● Task objective
Copy each line below exactly and leave the pictures out.

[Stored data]
----------

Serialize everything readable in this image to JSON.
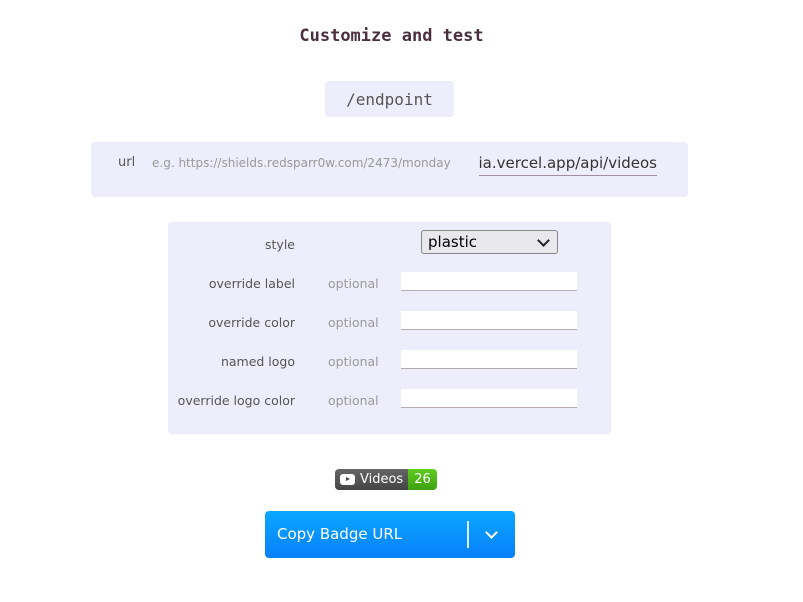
{
  "header": {
    "title": "Customize and test"
  },
  "endpoint": {
    "path": "/endpoint"
  },
  "url_field": {
    "label": "url",
    "placeholder": "e.g. https://shields.redsparr0w.com/2473/monday",
    "value": "ia.vercel.app/api/videos"
  },
  "params": {
    "style": {
      "label": "style",
      "selected": "plastic"
    },
    "override_label": {
      "label": "override label",
      "optional": "optional",
      "value": ""
    },
    "override_color": {
      "label": "override color",
      "optional": "optional",
      "value": ""
    },
    "named_logo": {
      "label": "named logo",
      "optional": "optional",
      "value": ""
    },
    "override_logo_color": {
      "label": "override logo color",
      "optional": "optional",
      "value": ""
    }
  },
  "badge": {
    "icon": "youtube-icon",
    "label": "Videos",
    "message": "26",
    "label_color": "#555555",
    "message_color": "#4c1"
  },
  "copy_button": {
    "label": "Copy Badge URL",
    "icon": "chevron-down-icon",
    "color": "#0a8efd"
  }
}
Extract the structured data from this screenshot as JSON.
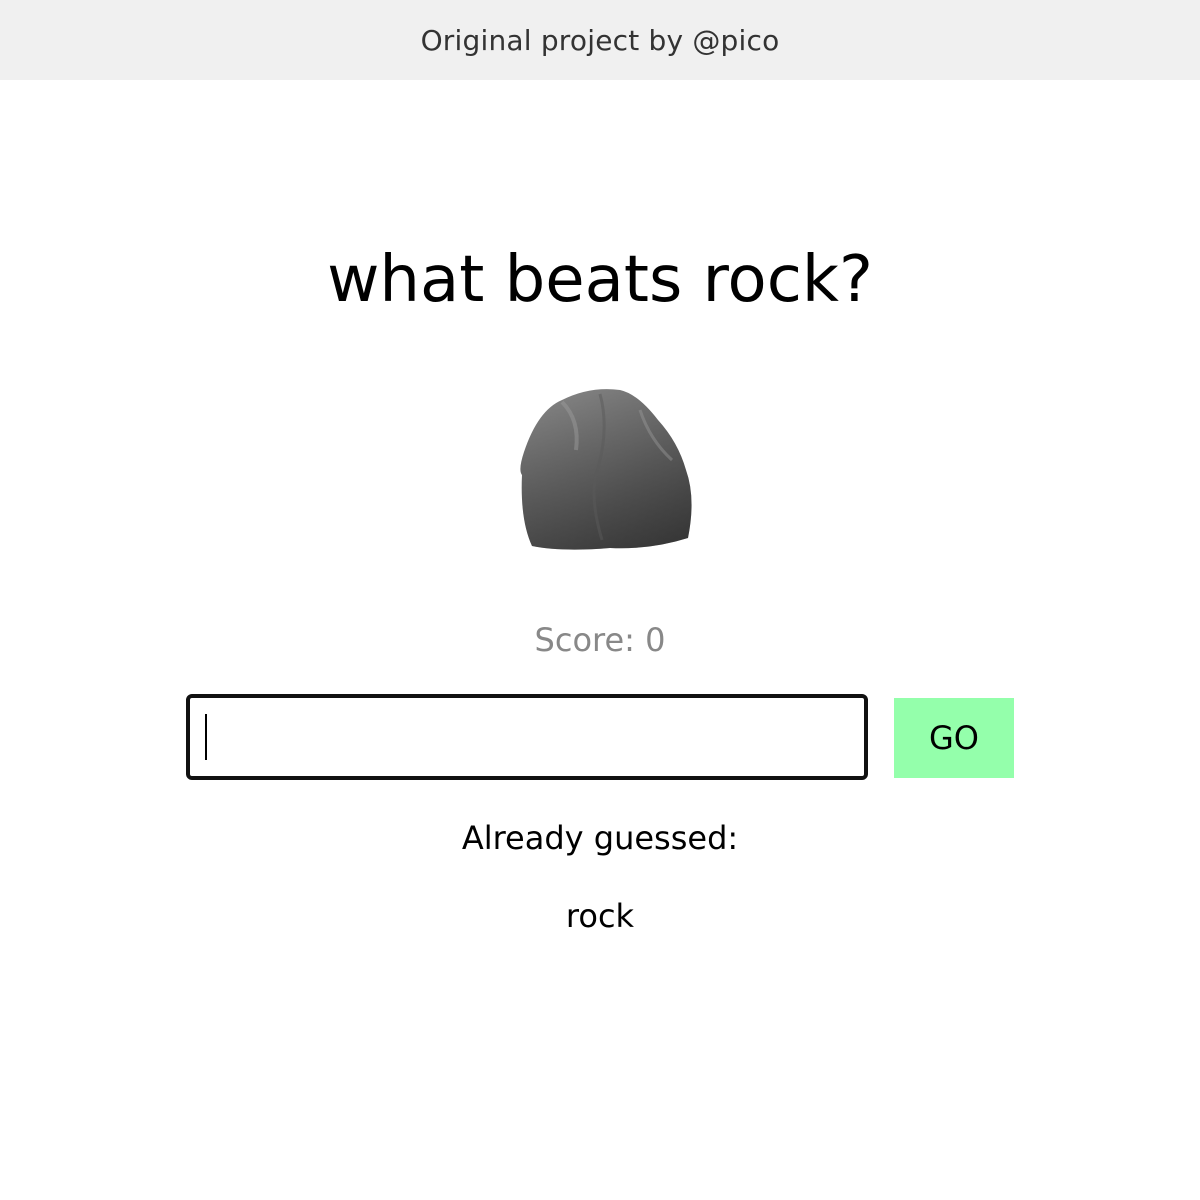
{
  "topbar": {
    "credit": "Original project by @pico"
  },
  "main": {
    "title": "what beats rock?",
    "current_item_icon": "rock-icon",
    "score_text": "Score: 0",
    "input": {
      "value": "",
      "placeholder": ""
    },
    "go_label": "GO",
    "already_guessed_label": "Already guessed:",
    "guessed_items": [
      "rock"
    ]
  },
  "colors": {
    "topbar_bg": "#f0f0f0",
    "go_button_bg": "#94ffab",
    "score_text": "#888888"
  }
}
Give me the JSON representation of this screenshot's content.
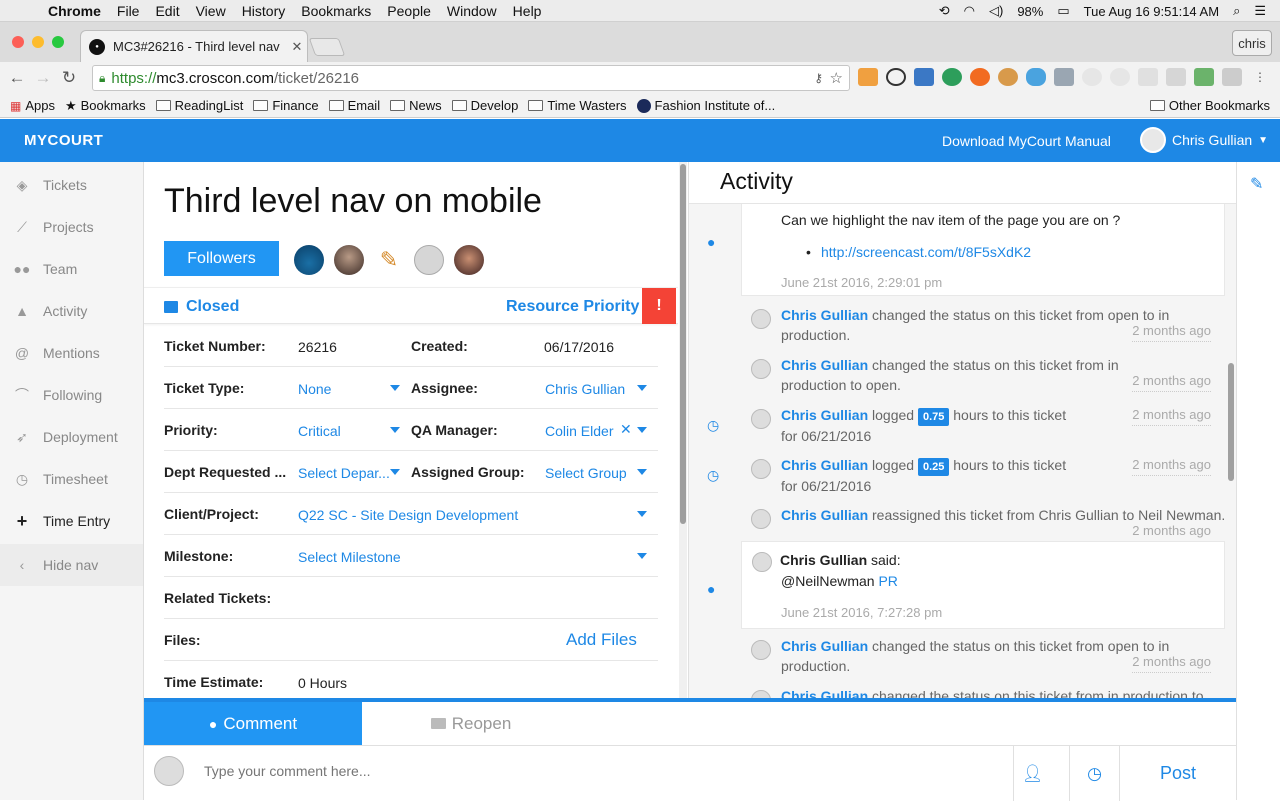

----------

● Task result
Serialize everything readable in this image to JSON.
{
  "header": {
    "title": "Customize and test"
  },
  "endpoint": {
    "path": "/endpoint"
  },
  "url_field": {
    "label": "url",
    "placeholder": "e.g. https://shields.redsparr0w.com/2473/monday",
    "value": "ia.vercel.app/api/videos"
  },
  "params": {
    "style": {
      "label": "style",
      "selected": "plastic"
    },
    "override_label": {
      "label": "override label",
      "optional": "optional",
      "value": ""
    },
    "override_color": {
      "label": "override color",
      "optional": "optional",
      "value": ""
    },
    "named_logo": {
      "label": "named logo",
      "optional": "optional",
      "value": ""
    },
    "override_logo_color": {
      "label": "override logo color",
      "optional": "optional",
      "value": ""
    }
  },
  "badge": {
    "icon": "youtube-icon",
    "label": "Videos",
    "message": "26",
    "label_color": "#555555",
    "message_color": "#4c1"
  },
  "copy_button": {
    "label": "Copy Badge URL",
    "icon": "chevron-down-icon",
    "color": "#0a8efd"
  }
}
Extract the structured data from this screenshot as JSON.
{
  "topbar": {
    "credit": "Original project by @pico"
  },
  "main": {
    "title": "what beats rock?",
    "current_item_icon": "rock-icon",
    "score_text": "Score: 0",
    "input": {
      "value": "",
      "placeholder": ""
    },
    "go_label": "GO",
    "already_guessed_label": "Already guessed:",
    "guessed_items": [
      "rock"
    ]
  },
  "colors": {
    "topbar_bg": "#f0f0f0",
    "go_button_bg": "#94ffab",
    "score_text": "#888888"
  }
}
Give me the JSON representation of this screenshot's content.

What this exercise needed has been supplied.